Convert every line of the material below into a JSON list of strings, one string per line, leaving out blank lines.

— Start Source material —

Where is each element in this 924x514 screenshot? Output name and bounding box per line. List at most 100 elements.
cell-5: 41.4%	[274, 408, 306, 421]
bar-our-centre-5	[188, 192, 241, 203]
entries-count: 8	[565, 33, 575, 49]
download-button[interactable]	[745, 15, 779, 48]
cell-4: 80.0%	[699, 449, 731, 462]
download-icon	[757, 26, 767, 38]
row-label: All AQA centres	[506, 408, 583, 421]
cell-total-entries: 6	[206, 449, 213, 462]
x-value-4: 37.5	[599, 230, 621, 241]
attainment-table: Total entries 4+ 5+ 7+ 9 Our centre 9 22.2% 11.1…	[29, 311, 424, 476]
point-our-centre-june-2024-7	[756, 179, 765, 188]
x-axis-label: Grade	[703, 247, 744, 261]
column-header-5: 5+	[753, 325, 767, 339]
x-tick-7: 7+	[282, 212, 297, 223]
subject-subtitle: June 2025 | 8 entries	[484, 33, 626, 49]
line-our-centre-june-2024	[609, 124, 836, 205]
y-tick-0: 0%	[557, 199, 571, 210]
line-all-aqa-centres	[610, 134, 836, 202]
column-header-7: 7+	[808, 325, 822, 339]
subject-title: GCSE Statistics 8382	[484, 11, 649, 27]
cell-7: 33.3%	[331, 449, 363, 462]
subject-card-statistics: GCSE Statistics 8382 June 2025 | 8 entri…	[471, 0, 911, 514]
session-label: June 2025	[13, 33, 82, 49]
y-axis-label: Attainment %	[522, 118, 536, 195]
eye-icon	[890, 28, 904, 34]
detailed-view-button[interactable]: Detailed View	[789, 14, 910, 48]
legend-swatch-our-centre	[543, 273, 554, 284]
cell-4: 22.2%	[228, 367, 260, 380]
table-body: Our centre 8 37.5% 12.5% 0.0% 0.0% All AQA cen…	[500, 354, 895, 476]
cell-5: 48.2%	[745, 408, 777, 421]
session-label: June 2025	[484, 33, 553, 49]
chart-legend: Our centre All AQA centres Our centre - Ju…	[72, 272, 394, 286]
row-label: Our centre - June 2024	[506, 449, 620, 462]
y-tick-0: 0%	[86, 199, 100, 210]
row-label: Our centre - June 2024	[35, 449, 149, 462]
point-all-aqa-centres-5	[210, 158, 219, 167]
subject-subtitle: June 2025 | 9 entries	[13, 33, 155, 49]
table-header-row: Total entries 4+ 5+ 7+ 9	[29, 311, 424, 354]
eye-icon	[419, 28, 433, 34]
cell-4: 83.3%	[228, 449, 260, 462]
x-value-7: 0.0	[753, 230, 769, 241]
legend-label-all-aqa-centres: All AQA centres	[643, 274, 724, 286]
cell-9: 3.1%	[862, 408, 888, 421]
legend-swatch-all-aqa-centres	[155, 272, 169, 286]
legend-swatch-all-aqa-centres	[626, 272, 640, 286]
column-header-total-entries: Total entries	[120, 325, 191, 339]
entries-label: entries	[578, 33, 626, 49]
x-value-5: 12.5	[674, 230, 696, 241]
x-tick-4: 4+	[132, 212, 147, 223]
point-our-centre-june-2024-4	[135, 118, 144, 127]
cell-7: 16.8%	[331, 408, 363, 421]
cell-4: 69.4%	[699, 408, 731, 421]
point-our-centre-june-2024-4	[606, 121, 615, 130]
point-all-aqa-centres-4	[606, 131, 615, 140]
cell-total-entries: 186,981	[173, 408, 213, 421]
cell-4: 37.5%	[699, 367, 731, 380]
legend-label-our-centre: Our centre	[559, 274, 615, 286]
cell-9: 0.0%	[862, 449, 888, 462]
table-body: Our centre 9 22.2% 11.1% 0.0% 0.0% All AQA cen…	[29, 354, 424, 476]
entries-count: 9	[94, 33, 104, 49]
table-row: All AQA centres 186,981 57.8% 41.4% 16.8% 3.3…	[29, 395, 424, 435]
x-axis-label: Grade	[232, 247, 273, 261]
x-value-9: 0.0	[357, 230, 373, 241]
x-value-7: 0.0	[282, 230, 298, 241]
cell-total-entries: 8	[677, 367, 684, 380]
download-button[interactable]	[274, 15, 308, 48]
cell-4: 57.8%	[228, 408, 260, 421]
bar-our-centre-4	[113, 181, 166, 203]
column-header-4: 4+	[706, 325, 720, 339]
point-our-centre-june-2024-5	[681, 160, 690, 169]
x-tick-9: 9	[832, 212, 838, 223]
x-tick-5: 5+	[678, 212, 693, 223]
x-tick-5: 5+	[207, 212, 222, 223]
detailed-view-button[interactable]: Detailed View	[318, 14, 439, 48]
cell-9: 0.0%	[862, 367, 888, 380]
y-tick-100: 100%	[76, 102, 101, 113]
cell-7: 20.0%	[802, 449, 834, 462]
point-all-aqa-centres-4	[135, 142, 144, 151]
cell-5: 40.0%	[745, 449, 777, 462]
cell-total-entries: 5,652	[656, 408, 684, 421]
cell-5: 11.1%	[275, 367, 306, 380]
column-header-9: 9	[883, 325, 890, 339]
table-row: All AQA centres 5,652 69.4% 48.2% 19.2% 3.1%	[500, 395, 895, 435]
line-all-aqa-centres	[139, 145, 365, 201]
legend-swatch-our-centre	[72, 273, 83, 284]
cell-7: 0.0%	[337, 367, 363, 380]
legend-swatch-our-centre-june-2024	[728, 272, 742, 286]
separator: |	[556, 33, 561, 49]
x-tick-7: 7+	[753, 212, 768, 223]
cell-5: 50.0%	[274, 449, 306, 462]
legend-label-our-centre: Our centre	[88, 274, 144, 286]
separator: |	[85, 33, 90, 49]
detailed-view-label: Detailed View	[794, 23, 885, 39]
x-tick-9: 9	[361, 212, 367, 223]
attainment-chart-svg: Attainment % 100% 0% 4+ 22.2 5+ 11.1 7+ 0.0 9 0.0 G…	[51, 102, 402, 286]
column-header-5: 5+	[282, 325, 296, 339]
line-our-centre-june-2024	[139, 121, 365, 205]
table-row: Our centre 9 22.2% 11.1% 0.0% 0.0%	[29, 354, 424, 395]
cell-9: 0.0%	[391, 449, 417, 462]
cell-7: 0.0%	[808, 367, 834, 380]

— End Source material —

_Task response_
[
  "Where is each element in this 924x514 screenshot? Output name and bounding box per line. List at most 100 elements.",
  "cell-5: 41.4%\t[274, 408, 306, 421]",
  "bar-our-centre-5\t[188, 192, 241, 203]",
  "entries-count: 8\t[565, 33, 575, 49]",
  "download-button[interactable]\t[745, 15, 779, 48]",
  "cell-4: 80.0%\t[699, 449, 731, 462]",
  "download-icon\t[757, 26, 767, 38]",
  "row-label: All AQA centres\t[506, 408, 583, 421]",
  "cell-total-entries: 6\t[206, 449, 213, 462]",
  "x-value-4: 37.5\t[599, 230, 621, 241]",
  "attainment-table: Total entries 4+ 5+ 7+ 9 Our centre 9 22.2% 11.1…\t[29, 311, 424, 476]",
  "point-our-centre-june-2024-7\t[756, 179, 765, 188]",
  "x-axis-label: Grade\t[703, 247, 744, 261]",
  "column-header-5: 5+\t[753, 325, 767, 339]",
  "x-tick-7: 7+\t[282, 212, 297, 223]",
  "subject-subtitle: June 2025 | 8 entries\t[484, 33, 626, 49]",
  "line-our-centre-june-2024\t[609, 124, 836, 205]",
  "y-tick-0: 0%\t[557, 199, 571, 210]",
  "line-all-aqa-centres\t[610, 134, 836, 202]",
  "column-header-7: 7+\t[808, 325, 822, 339]",
  "subject-title: GCSE Statistics 8382\t[484, 11, 649, 27]",
  "cell-7: 33.3%\t[331, 449, 363, 462]",
  "subject-card-statistics: GCSE Statistics 8382 June 2025 | 8 entri…\t[471, 0, 911, 514]",
  "session-label: June 2025\t[13, 33, 82, 49]",
  "y-axis-label: Attainment %\t[522, 118, 536, 195]",
  "eye-icon\t[890, 28, 904, 34]",
  "detailed-view-button[interactable]: Detailed View\t[789, 14, 910, 48]",
  "legend-swatch-our-centre\t[543, 273, 554, 284]",
  "cell-4: 22.2%\t[228, 367, 260, 380]",
  "table-body: Our centre 8 37.5% 12.5% 0.0% 0.0% All AQA cen…\t[500, 354, 895, 476]",
  "cell-5: 48.2%\t[745, 408, 777, 421]",
  "session-label: June 2025\t[484, 33, 553, 49]",
  "chart-legend: Our centre All AQA centres Our centre - Ju…\t[72, 272, 394, 286]",
  "row-label: Our centre - June 2024\t[506, 449, 620, 462]",
  "y-tick-0: 0%\t[86, 199, 100, 210]",
  "row-label: Our centre - June 2024\t[35, 449, 149, 462]",
  "point-all-aqa-centres-5\t[210, 158, 219, 167]",
  "subject-subtitle: June 2025 | 9 entries\t[13, 33, 155, 49]",
  "table-header-row: Total entries 4+ 5+ 7+ 9\t[29, 311, 424, 354]",
  "eye-icon\t[419, 28, 433, 34]",
  "cell-4: 83.3%\t[228, 449, 260, 462]",
  "x-value-7: 0.0\t[753, 230, 769, 241]",
  "legend-label-all-aqa-centres: All AQA centres\t[643, 274, 724, 286]",
  "cell-9: 3.1%\t[862, 408, 888, 421]",
  "legend-swatch-all-aqa-centres\t[155, 272, 169, 286]",
  "legend-swatch-all-aqa-centres\t[626, 272, 640, 286]",
  "column-header-total-entries: Total entries\t[120, 325, 191, 339]",
  "entries-label: entries\t[578, 33, 626, 49]",
  "x-value-5: 12.5\t[674, 230, 696, 241]",
  "x-tick-4: 4+\t[132, 212, 147, 223]",
  "point-our-centre-june-2024-4\t[135, 118, 144, 127]",
  "cell-7: 16.8%\t[331, 408, 363, 421]",
  "cell-4: 69.4%\t[699, 408, 731, 421]",
  "point-our-centre-june-2024-4\t[606, 121, 615, 130]",
  "point-all-aqa-centres-4\t[606, 131, 615, 140]",
  "cell-total-entries: 186,981\t[173, 408, 213, 421]",
  "cell-4: 37.5%\t[699, 367, 731, 380]",
  "legend-label-our-centre: Our centre\t[559, 274, 615, 286]",
  "cell-9: 0.0%\t[862, 449, 888, 462]",
  "table-body: Our centre 9 22.2% 11.1% 0.0% 0.0% All AQA cen…\t[29, 354, 424, 476]",
  "entries-count: 9\t[94, 33, 104, 49]",
  "table-row: All AQA centres 186,981 57.8% 41.4% 16.8% 3.3…\t[29, 395, 424, 435]",
  "x-axis-label: Grade\t[232, 247, 273, 261]",
  "x-value-9: 0.0\t[357, 230, 373, 241]",
  "x-value-7: 0.0\t[282, 230, 298, 241]",
  "cell-total-entries: 8\t[677, 367, 684, 380]",
  "download-button[interactable]\t[274, 15, 308, 48]",
  "cell-4: 57.8%\t[228, 408, 260, 421]",
  "bar-our-centre-4\t[113, 181, 166, 203]",
  "column-header-4: 4+\t[706, 325, 720, 339]",
  "point-our-centre-june-2024-5\t[681, 160, 690, 169]",
  "x-tick-9: 9\t[832, 212, 838, 223]",
  "x-tick-5: 5+\t[678, 212, 693, 223]",
  "x-tick-5: 5+\t[207, 212, 222, 223]",
  "detailed-view-button[interactable]: Detailed View\t[318, 14, 439, 48]",
  "cell-9: 0.0%\t[862, 367, 888, 380]",
  "y-tick-100: 100%\t[76, 102, 101, 113]",
  "cell-7: 20.0%\t[802, 449, 834, 462]",
  "point-all-aqa-centres-4\t[135, 142, 144, 151]",
  "cell-5: 40.0%\t[745, 449, 777, 462]",
  "cell-total-entries: 5,652\t[656, 408, 684, 421]",
  "cell-5: 11.1%\t[275, 367, 306, 380]",
  "column-header-9: 9\t[883, 325, 890, 339]",
  "table-row: All AQA centres 5,652 69.4% 48.2% 19.2% 3.1%\t[500, 395, 895, 435]",
  "line-all-aqa-centres\t[139, 145, 365, 201]",
  "legend-swatch-our-centre\t[72, 273, 83, 284]",
  "cell-7: 0.0%\t[337, 367, 363, 380]",
  "legend-swatch-our-centre-june-2024\t[728, 272, 742, 286]",
  "separator: |\t[556, 33, 561, 49]",
  "x-tick-7: 7+\t[753, 212, 768, 223]",
  "cell-5: 50.0%\t[274, 449, 306, 462]",
  "legend-label-our-centre: Our centre\t[88, 274, 144, 286]",
  "separator: |\t[85, 33, 90, 49]",
  "detailed-view-label: Detailed View\t[794, 23, 885, 39]",
  "x-tick-9: 9\t[361, 212, 367, 223]",
  "attainment-chart-svg: Attainment % 100% 0% 4+ 22.2 5+ 11.1 7+ 0.0 9 0.0 G…\t[51, 102, 402, 286]",
  "column-header-5: 5+\t[282, 325, 296, 339]",
  "line-our-centre-june-2024\t[139, 121, 365, 205]",
  "table-row: Our centre 9 22.2% 11.1% 0.0% 0.0%\t[29, 354, 424, 395]",
  "cell-9: 0.0%\t[391, 449, 417, 462]",
  "cell-7: 0.0%\t[808, 367, 834, 380]"
]